[WORK TO DO]:
Check each line of the listing below for the string "JSON", and copy the ones that have it.

Collection entries
BEGIN

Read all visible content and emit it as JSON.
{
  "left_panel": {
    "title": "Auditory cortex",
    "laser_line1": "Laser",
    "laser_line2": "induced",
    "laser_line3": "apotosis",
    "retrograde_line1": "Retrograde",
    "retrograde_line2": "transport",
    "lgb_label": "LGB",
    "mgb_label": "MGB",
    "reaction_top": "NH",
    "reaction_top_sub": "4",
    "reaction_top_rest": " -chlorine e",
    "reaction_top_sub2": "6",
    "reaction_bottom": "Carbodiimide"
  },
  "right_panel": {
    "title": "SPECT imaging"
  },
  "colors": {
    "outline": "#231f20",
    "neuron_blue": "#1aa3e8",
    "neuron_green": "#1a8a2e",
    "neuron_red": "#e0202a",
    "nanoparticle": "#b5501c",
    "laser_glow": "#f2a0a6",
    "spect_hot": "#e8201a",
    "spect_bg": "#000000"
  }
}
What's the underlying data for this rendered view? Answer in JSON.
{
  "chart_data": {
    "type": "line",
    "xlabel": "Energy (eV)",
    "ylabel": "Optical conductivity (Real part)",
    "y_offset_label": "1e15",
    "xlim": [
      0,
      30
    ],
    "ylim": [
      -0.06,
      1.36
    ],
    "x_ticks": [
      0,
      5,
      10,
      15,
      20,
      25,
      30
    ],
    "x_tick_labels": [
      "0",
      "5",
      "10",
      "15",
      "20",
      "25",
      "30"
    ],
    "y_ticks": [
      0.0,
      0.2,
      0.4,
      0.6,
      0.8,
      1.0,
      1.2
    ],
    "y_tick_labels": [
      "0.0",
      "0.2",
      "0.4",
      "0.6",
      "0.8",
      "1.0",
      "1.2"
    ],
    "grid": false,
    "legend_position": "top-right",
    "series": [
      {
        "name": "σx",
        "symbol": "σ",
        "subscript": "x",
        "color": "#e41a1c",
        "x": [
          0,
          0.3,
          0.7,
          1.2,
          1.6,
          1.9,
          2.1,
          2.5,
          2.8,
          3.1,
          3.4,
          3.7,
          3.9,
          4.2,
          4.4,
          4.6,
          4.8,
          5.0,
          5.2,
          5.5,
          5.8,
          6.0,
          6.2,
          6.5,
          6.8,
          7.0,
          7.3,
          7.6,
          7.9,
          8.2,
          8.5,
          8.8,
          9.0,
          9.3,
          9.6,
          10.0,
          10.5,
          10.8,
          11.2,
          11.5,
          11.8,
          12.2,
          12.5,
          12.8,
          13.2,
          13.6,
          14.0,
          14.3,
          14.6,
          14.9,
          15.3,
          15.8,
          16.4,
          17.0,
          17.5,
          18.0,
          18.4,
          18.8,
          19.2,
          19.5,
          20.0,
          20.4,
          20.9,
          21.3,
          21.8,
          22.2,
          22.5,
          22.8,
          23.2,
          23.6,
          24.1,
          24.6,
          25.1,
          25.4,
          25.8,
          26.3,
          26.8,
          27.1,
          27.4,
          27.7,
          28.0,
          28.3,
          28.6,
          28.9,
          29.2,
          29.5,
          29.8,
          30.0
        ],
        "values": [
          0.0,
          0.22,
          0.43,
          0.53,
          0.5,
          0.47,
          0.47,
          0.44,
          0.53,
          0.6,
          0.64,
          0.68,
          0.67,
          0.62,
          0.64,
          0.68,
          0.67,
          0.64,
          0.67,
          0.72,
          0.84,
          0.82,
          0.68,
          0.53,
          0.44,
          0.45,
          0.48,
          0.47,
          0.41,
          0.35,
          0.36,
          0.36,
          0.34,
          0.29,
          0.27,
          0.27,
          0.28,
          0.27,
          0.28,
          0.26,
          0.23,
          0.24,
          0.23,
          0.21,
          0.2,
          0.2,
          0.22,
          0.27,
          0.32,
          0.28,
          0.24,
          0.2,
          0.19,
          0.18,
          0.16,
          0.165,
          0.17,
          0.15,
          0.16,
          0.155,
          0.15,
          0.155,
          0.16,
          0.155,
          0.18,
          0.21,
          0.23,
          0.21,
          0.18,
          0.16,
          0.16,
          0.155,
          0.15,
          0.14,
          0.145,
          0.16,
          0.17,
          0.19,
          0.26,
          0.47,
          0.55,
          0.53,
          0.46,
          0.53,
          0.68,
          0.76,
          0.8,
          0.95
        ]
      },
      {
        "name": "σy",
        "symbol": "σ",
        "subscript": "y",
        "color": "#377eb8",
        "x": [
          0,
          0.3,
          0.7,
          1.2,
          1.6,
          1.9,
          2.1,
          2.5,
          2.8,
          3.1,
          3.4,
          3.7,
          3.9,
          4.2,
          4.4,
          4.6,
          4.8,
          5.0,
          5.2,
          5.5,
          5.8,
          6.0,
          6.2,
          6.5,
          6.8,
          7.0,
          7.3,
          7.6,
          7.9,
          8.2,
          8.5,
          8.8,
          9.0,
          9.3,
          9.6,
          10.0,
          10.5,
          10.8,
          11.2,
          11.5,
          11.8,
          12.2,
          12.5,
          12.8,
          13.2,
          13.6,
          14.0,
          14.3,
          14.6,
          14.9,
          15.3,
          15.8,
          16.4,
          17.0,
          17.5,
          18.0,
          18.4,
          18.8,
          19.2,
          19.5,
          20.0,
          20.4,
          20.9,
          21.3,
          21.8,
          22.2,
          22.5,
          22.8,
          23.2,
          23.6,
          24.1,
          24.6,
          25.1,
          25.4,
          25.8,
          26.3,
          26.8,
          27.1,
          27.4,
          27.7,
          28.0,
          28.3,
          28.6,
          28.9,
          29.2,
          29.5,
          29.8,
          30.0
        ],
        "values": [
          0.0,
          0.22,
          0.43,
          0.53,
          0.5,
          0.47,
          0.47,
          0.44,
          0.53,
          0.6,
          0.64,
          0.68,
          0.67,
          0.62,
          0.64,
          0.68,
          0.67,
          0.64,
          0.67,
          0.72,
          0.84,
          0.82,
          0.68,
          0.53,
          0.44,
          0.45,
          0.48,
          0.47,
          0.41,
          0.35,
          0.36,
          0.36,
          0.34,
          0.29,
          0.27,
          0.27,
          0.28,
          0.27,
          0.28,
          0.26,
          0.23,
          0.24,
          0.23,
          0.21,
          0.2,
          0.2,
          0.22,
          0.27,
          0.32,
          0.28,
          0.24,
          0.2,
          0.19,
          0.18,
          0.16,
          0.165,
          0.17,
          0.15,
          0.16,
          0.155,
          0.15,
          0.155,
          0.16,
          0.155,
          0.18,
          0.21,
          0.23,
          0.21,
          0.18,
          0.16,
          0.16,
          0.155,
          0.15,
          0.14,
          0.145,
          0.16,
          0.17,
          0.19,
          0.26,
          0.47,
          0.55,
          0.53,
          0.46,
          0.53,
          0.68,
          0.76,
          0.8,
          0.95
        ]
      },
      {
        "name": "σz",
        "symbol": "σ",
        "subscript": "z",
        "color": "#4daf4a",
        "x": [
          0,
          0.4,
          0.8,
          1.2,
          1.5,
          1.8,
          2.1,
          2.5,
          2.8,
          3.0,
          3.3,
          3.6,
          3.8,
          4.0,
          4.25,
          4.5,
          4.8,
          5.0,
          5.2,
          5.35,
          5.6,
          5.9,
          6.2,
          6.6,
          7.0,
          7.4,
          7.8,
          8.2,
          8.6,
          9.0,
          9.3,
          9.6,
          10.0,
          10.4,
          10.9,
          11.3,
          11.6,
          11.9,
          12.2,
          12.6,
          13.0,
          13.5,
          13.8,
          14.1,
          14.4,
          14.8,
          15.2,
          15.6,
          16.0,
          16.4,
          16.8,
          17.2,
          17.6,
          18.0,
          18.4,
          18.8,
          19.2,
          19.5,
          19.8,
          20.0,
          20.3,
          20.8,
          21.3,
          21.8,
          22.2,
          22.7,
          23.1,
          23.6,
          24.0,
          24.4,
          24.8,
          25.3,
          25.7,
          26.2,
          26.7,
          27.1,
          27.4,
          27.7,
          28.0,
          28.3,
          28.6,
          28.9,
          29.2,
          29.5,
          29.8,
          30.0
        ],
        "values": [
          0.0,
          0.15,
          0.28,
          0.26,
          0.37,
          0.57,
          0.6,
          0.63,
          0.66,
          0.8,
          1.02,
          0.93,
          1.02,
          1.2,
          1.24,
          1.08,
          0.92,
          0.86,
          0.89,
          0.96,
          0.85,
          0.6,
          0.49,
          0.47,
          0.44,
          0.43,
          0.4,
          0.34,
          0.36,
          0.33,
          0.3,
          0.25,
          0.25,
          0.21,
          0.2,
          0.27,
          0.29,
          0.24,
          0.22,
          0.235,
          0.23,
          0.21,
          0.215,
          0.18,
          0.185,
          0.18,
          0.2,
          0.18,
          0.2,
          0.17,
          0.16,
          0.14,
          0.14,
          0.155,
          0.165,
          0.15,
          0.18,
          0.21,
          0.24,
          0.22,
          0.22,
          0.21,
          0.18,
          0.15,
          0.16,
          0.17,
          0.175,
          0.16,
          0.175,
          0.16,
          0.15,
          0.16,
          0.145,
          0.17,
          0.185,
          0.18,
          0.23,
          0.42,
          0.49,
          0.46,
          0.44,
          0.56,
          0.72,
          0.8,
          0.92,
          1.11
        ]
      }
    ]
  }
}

END

[WRITTEN RESPONSE]:
Read all visible content and emit it as JSON.
What's the underlying data for this rendered view? Answer in JSON.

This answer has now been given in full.